PROBLEM REQUIREMENTS: Output the data that follows exactly, line for line.

WORKING DATA:
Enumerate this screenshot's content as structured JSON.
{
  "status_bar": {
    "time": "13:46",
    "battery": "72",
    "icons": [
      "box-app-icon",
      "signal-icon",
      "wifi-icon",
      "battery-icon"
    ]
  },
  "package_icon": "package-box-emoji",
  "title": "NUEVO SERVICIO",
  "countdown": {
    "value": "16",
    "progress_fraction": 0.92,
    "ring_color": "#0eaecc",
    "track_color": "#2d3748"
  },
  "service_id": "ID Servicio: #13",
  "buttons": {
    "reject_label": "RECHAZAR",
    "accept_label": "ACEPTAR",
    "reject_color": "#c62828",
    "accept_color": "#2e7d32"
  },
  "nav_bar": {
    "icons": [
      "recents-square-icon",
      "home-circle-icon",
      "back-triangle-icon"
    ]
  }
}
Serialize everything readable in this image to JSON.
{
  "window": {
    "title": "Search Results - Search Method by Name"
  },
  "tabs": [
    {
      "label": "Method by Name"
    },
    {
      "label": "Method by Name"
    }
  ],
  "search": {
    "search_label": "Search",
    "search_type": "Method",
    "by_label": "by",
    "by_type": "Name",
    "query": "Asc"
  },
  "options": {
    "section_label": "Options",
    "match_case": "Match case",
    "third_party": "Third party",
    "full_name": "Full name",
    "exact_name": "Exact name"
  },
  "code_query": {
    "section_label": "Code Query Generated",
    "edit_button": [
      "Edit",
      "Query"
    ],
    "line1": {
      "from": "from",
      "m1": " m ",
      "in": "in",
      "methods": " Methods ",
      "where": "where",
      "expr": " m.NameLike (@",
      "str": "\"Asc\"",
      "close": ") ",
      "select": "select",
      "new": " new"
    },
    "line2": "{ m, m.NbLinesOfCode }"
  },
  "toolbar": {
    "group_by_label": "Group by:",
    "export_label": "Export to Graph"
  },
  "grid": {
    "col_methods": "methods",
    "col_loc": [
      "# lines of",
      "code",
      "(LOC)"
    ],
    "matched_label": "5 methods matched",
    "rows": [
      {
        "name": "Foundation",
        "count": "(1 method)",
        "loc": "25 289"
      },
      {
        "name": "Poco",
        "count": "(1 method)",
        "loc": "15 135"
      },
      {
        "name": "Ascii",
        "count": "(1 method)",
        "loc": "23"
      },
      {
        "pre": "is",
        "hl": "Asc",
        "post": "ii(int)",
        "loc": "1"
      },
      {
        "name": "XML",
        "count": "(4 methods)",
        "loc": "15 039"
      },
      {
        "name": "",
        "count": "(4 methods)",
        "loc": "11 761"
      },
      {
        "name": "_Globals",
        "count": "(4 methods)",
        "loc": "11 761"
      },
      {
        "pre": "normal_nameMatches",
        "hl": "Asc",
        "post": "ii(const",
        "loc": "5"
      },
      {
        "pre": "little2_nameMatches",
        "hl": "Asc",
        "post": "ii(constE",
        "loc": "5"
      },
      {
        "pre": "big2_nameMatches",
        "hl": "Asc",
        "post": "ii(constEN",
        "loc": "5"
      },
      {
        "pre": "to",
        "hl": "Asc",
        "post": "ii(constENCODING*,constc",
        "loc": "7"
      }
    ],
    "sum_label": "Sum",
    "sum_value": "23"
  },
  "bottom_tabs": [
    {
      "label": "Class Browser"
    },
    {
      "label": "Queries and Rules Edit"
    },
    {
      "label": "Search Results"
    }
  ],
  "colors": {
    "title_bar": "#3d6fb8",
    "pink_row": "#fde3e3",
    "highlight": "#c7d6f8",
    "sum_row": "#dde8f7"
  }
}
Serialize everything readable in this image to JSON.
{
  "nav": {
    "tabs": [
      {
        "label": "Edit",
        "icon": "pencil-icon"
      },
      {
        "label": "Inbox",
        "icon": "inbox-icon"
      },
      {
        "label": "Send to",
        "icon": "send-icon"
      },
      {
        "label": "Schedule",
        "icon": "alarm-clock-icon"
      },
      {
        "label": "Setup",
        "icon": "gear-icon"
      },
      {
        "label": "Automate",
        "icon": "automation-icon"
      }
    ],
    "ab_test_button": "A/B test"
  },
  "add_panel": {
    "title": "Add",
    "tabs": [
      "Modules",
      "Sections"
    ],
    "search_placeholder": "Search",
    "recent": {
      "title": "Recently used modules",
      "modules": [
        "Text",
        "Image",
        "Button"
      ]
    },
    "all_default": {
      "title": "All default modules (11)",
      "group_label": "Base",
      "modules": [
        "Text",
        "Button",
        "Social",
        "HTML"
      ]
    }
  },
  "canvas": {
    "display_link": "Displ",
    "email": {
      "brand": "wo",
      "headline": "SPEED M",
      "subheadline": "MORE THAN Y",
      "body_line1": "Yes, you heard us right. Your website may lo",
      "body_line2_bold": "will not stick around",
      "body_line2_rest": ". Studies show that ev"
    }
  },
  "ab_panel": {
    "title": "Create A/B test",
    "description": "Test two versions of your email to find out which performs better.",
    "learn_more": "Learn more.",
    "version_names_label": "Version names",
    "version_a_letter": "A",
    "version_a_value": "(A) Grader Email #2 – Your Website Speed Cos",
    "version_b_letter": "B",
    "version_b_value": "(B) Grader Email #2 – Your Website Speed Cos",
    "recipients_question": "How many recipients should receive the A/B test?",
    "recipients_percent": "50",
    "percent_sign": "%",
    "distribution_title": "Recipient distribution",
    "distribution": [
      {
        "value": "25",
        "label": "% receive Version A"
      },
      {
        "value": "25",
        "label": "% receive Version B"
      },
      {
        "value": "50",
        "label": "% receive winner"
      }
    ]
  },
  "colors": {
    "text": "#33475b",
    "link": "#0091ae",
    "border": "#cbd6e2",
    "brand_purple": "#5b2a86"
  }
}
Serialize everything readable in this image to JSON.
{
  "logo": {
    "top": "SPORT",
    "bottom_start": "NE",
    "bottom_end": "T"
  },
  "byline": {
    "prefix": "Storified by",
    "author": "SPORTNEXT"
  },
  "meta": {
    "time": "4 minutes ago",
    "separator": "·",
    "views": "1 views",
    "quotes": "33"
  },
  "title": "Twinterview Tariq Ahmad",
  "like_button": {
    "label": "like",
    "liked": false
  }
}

COMPLETE OUTPUT:
Enumerate this screenshot's content as structured JSON.
{
  "status_bar": {
    "time": "13:46",
    "battery": "72",
    "icons": [
      "box-app-icon",
      "signal-icon",
      "wifi-icon",
      "battery-icon"
    ]
  },
  "package_icon": "package-box-emoji",
  "title": "NUEVO SERVICIO",
  "countdown": {
    "value": "16",
    "progress_fraction": 0.92,
    "ring_color": "#0eaecc",
    "track_color": "#2d3748"
  },
  "service_id": "ID Servicio: #13",
  "buttons": {
    "reject_label": "RECHAZAR",
    "accept_label": "ACEPTAR",
    "reject_color": "#c62828",
    "accept_color": "#2e7d32"
  },
  "nav_bar": {
    "icons": [
      "recents-square-icon",
      "home-circle-icon",
      "back-triangle-icon"
    ]
  }
}
Serialize everything readable in this image to JSON.
{
  "window": {
    "title": "Search Results - Search Method by Name"
  },
  "tabs": [
    {
      "label": "Method by Name"
    },
    {
      "label": "Method by Name"
    }
  ],
  "search": {
    "search_label": "Search",
    "search_type": "Method",
    "by_label": "by",
    "by_type": "Name",
    "query": "Asc"
  },
  "options": {
    "section_label": "Options",
    "match_case": "Match case",
    "third_party": "Third party",
    "full_name": "Full name",
    "exact_name": "Exact name"
  },
  "code_query": {
    "section_label": "Code Query Generated",
    "edit_button": [
      "Edit",
      "Query"
    ],
    "line1": {
      "from": "from",
      "m1": " m ",
      "in": "in",
      "methods": " Methods ",
      "where": "where",
      "expr": " m.NameLike (@",
      "str": "\"Asc\"",
      "close": ") ",
      "select": "select",
      "new": " new"
    },
    "line2": "{ m, m.NbLinesOfCode }"
  },
  "toolbar": {
    "group_by_label": "Group by:",
    "export_label": "Export to Graph"
  },
  "grid": {
    "col_methods": "methods",
    "col_loc": [
      "# lines of",
      "code",
      "(LOC)"
    ],
    "matched_label": "5 methods matched",
    "rows": [
      {
        "name": "Foundation",
        "count": "(1 method)",
        "loc": "25 289"
      },
      {
        "name": "Poco",
        "count": "(1 method)",
        "loc": "15 135"
      },
      {
        "name": "Ascii",
        "count": "(1 method)",
        "loc": "23"
      },
      {
        "pre": "is",
        "hl": "Asc",
        "post": "ii(int)",
        "loc": "1"
      },
      {
        "name": "XML",
        "count": "(4 methods)",
        "loc": "15 039"
      },
      {
        "name": "",
        "count": "(4 methods)",
        "loc": "11 761"
      },
      {
        "name": "_Globals",
        "count": "(4 methods)",
        "loc": "11 761"
      },
      {
        "pre": "normal_nameMatches",
        "hl": "Asc",
        "post": "ii(const",
        "loc": "5"
      },
      {
        "pre": "little2_nameMatches",
        "hl": "Asc",
        "post": "ii(constE",
        "loc": "5"
      },
      {
        "pre": "big2_nameMatches",
        "hl": "Asc",
        "post": "ii(constEN",
        "loc": "5"
      },
      {
        "pre": "to",
        "hl": "Asc",
        "post": "ii(constENCODING*,constc",
        "loc": "7"
      }
    ],
    "sum_label": "Sum",
    "sum_value": "23"
  },
  "bottom_tabs": [
    {
      "label": "Class Browser"
    },
    {
      "label": "Queries and Rules Edit"
    },
    {
      "label": "Search Results"
    }
  ],
  "colors": {
    "title_bar": "#3d6fb8",
    "pink_row": "#fde3e3",
    "highlight": "#c7d6f8",
    "sum_row": "#dde8f7"
  }
}
Serialize everything readable in this image to JSON.
{
  "nav": {
    "tabs": [
      {
        "label": "Edit",
        "icon": "pencil-icon"
      },
      {
        "label": "Inbox",
        "icon": "inbox-icon"
      },
      {
        "label": "Send to",
        "icon": "send-icon"
      },
      {
        "label": "Schedule",
        "icon": "alarm-clock-icon"
      },
      {
        "label": "Setup",
        "icon": "gear-icon"
      },
      {
        "label": "Automate",
        "icon": "automation-icon"
      }
    ],
    "ab_test_button": "A/B test"
  },
  "add_panel": {
    "title": "Add",
    "tabs": [
      "Modules",
      "Sections"
    ],
    "search_placeholder": "Search",
    "recent": {
      "title": "Recently used modules",
      "modules": [
        "Text",
        "Image",
        "Button"
      ]
    },
    "all_default": {
      "title": "All default modules (11)",
      "group_label": "Base",
      "modules": [
        "Text",
        "Button",
        "Social",
        "HTML"
      ]
    }
  },
  "canvas": {
    "display_link": "Displ",
    "email": {
      "brand": "wo",
      "headline": "SPEED M",
      "subheadline": "MORE THAN Y",
      "body_line1": "Yes, you heard us right. Your website may lo",
      "body_line2_bold": "will not stick around",
      "body_line2_rest": ". Studies show that ev"
    }
  },
  "ab_panel": {
    "title": "Create A/B test",
    "description": "Test two versions of your email to find out which performs better.",
    "learn_more": "Learn more.",
    "version_names_label": "Version names",
    "version_a_letter": "A",
    "version_a_value": "(A) Grader Email #2 – Your Website Speed Cos",
    "version_b_letter": "B",
    "version_b_value": "(B) Grader Email #2 – Your Website Speed Cos",
    "recipients_question": "How many recipients should receive the A/B test?",
    "recipients_percent": "50",
    "percent_sign": "%",
    "distribution_title": "Recipient distribution",
    "distribution": [
      {
        "value": "25",
        "label": "% receive Version A"
      },
      {
        "value": "25",
        "label": "% receive Version B"
      },
      {
        "value": "50",
        "label": "% receive winner"
      }
    ]
  },
  "colors": {
    "text": "#33475b",
    "link": "#0091ae",
    "border": "#cbd6e2",
    "brand_purple": "#5b2a86"
  }
}
Serialize everything readable in this image to JSON.
{
  "logo": {
    "top": "SPORT",
    "bottom_start": "NE",
    "bottom_end": "T"
  },
  "byline": {
    "prefix": "Storified by",
    "author": "SPORTNEXT"
  },
  "meta": {
    "time": "4 minutes ago",
    "separator": "·",
    "views": "1 views",
    "quotes": "33"
  },
  "title": "Twinterview Tariq Ahmad",
  "like_button": {
    "label": "like",
    "liked": false
  }
}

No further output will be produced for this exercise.